**SUPPLIED TEXT**
ITEM 8.01             OTHER EVENTS.

 

The information filed in Item 5.02 above is incorporated by reference herein.

 

Cautionary Statements

 

This filing includes “forward-looking statements” within the meaning of Section 27A of the Securities Act of 1933, as amended, and Section 21E of the Securities Exchange Act of 1934, as amended.  All statements other than statements of historical facts included or incorporated herein may constitute forward-looking statements.  Actual results could vary significantly from those expressed or implied in such statements and are subject to a number of risks and uncertainties.  Although we believe that the expectations reflected in the forward-looking statements are reasonable, we can give no assurance that such expectations will prove to be correct.  The forward-looking statements involve risks and uncertainties that affect our operations, financial performance and other factors as discussed in our filings with the Securities and Exchange Commission.  Among the factors that could cause results to differ materially are those risks discussed in our Form 10-K/A for the year ended December 31, 2006, as filed with the SEC.  You are urged to carefully review and consider the cautionary statements and other disclosures made in those filings, specifically those under the heading “Risk Factors.”  We do not undertake any duty to update any forward-looking statement.

**BRIEF**
Write out the whole filing excerpt above, word for word.

Source data
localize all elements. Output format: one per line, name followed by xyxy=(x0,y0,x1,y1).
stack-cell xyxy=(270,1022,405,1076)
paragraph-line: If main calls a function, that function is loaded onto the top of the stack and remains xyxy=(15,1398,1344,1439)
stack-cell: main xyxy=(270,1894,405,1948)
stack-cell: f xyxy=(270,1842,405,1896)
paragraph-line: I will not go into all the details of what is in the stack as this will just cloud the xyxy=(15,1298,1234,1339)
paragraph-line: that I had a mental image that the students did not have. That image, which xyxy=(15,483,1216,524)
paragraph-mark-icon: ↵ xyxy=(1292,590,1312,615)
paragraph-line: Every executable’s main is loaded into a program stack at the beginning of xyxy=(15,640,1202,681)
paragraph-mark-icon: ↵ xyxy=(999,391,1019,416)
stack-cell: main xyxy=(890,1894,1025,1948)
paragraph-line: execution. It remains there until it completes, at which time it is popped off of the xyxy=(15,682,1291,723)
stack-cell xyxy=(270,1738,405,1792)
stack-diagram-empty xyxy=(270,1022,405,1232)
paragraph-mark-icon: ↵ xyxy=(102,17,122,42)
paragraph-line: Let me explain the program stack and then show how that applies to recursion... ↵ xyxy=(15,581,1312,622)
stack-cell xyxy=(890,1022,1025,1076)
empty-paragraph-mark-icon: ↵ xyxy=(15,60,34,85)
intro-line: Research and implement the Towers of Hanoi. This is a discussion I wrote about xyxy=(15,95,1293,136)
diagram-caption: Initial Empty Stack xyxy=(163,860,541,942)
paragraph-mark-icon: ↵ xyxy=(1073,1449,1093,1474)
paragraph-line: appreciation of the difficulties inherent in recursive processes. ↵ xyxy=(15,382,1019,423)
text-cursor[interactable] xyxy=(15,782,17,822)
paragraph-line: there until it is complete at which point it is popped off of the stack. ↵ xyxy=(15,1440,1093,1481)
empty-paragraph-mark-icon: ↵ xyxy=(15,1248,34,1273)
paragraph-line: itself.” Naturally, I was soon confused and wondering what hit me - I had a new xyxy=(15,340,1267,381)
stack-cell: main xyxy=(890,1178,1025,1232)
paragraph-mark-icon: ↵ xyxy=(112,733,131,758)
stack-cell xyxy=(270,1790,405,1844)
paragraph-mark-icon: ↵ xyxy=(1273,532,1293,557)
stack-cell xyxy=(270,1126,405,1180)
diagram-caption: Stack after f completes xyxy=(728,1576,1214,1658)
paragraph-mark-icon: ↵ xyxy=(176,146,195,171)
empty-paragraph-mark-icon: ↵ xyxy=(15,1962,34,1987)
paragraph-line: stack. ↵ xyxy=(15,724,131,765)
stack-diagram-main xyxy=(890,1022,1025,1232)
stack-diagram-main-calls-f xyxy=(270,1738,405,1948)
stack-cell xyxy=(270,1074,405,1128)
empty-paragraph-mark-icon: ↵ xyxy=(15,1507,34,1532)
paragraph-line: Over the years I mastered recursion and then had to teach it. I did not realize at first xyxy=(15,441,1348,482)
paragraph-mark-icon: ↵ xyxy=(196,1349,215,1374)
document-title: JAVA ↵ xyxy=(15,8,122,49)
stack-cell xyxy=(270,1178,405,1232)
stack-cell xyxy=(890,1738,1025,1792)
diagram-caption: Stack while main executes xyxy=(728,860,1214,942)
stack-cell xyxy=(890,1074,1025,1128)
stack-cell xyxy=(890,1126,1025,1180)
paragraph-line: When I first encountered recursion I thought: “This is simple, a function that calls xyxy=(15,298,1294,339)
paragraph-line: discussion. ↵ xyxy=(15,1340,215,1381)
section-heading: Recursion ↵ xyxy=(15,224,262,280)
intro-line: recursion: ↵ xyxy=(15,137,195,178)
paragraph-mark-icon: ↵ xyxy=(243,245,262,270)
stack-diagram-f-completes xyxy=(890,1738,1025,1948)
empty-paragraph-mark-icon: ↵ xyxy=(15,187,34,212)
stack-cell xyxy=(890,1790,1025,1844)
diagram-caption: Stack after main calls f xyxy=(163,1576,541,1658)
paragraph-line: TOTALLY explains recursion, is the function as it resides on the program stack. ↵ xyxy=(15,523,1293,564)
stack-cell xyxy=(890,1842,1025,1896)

**ANSWER TO THE PROBLEM**
ITEM 8.01             OTHER EVENTS.

 

The information filed in Item 5.02 above is incorporated by reference herein.

 

Cautionary Statements

 

This filing includes “forward-looking statements” within the meaning of Section 27A of the Securities Act of 1933, as amended, and Section 21E of the Securities Exchange Act of 1934, as amended.  All statements other than statements of historical facts included or incorporated herein may constitute forward-looking statements.  Actual results could vary significantly from those expressed or implied in such statements and are subject to a number of risks and uncertainties.  Although we believe that the expectations reflected in the forward-looking statements are reasonable, we can give no assurance that such expectations will prove to be correct.  The forward-looking statements involve risks and uncertainties that affect our operations, financial performance and other factors as discussed in our filings with the Securities and Exchange Commission.  Among the factors that could cause results to differ materially are those risks discussed in our Form 10-K/A for the year ended December 31, 2006, as filed with the SEC.  You are urged to carefully review and consider the cautionary statements and other disclosures made in those filings, specifically those under the heading “Risk Factors.”  We do not undertake any duty to update any forward-looking statement.